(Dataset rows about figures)
***

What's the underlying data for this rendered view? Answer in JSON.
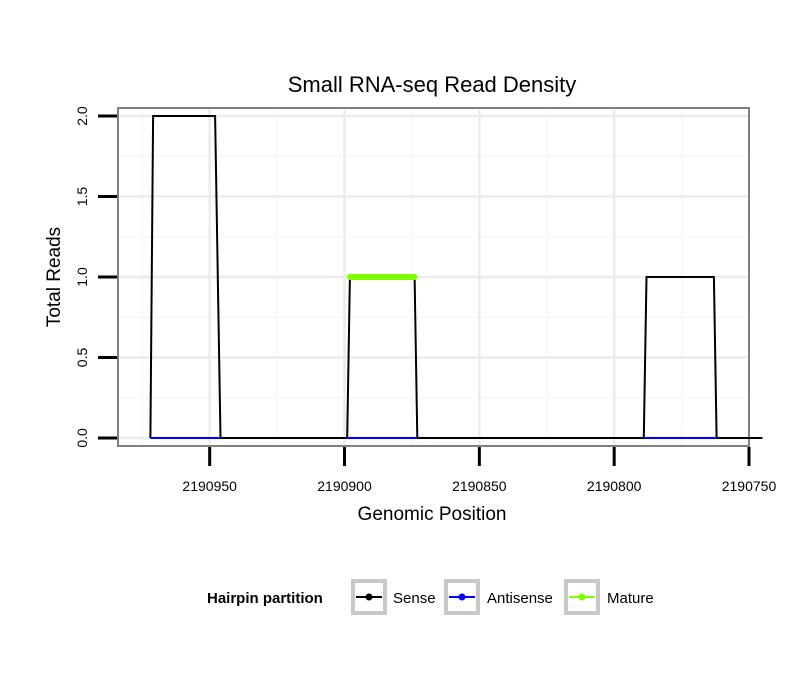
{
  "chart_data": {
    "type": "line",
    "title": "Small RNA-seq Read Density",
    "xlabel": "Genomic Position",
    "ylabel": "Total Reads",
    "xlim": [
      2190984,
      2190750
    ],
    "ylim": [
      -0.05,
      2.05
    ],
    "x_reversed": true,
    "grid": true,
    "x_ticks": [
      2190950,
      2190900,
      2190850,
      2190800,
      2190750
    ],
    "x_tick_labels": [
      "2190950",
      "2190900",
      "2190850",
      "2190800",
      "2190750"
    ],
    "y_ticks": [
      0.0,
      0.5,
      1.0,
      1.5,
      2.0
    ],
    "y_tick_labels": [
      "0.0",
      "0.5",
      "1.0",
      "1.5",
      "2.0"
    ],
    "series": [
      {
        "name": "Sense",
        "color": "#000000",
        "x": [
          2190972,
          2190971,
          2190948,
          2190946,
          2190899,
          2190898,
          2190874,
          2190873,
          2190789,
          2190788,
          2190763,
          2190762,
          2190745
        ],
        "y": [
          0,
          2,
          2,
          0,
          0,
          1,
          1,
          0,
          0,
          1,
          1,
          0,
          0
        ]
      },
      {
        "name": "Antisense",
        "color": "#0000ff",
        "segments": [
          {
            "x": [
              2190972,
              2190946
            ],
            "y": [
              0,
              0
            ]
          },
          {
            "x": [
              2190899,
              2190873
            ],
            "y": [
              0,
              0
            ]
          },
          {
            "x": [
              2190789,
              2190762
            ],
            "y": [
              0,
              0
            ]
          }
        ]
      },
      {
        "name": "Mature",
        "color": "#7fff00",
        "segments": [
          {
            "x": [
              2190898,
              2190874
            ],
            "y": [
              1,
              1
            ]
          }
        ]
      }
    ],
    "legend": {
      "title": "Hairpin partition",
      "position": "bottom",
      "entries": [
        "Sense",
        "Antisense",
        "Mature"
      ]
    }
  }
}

***

Your reply should consist of the data, transcribed exactly, and should hold no pictures.

Solved exercise ::
What's the underlying data for this rendered view? Answer in JSON.
{
  "chart_data": {
    "type": "line",
    "title": "Small RNA-seq Read Density",
    "xlabel": "Genomic Position",
    "ylabel": "Total Reads",
    "xlim": [
      2190984,
      2190750
    ],
    "ylim": [
      -0.05,
      2.05
    ],
    "x_reversed": true,
    "grid": true,
    "x_ticks": [
      2190950,
      2190900,
      2190850,
      2190800,
      2190750
    ],
    "x_tick_labels": [
      "2190950",
      "2190900",
      "2190850",
      "2190800",
      "2190750"
    ],
    "y_ticks": [
      0.0,
      0.5,
      1.0,
      1.5,
      2.0
    ],
    "y_tick_labels": [
      "0.0",
      "0.5",
      "1.0",
      "1.5",
      "2.0"
    ],
    "series": [
      {
        "name": "Sense",
        "color": "#000000",
        "x": [
          2190972,
          2190971,
          2190948,
          2190946,
          2190899,
          2190898,
          2190874,
          2190873,
          2190789,
          2190788,
          2190763,
          2190762,
          2190745
        ],
        "y": [
          0,
          2,
          2,
          0,
          0,
          1,
          1,
          0,
          0,
          1,
          1,
          0,
          0
        ]
      },
      {
        "name": "Antisense",
        "color": "#0000ff",
        "segments": [
          {
            "x": [
              2190972,
              2190946
            ],
            "y": [
              0,
              0
            ]
          },
          {
            "x": [
              2190899,
              2190873
            ],
            "y": [
              0,
              0
            ]
          },
          {
            "x": [
              2190789,
              2190762
            ],
            "y": [
              0,
              0
            ]
          }
        ]
      },
      {
        "name": "Mature",
        "color": "#7fff00",
        "segments": [
          {
            "x": [
              2190898,
              2190874
            ],
            "y": [
              1,
              1
            ]
          }
        ]
      }
    ],
    "legend": {
      "title": "Hairpin partition",
      "position": "bottom",
      "entries": [
        "Sense",
        "Antisense",
        "Mature"
      ]
    }
  }
}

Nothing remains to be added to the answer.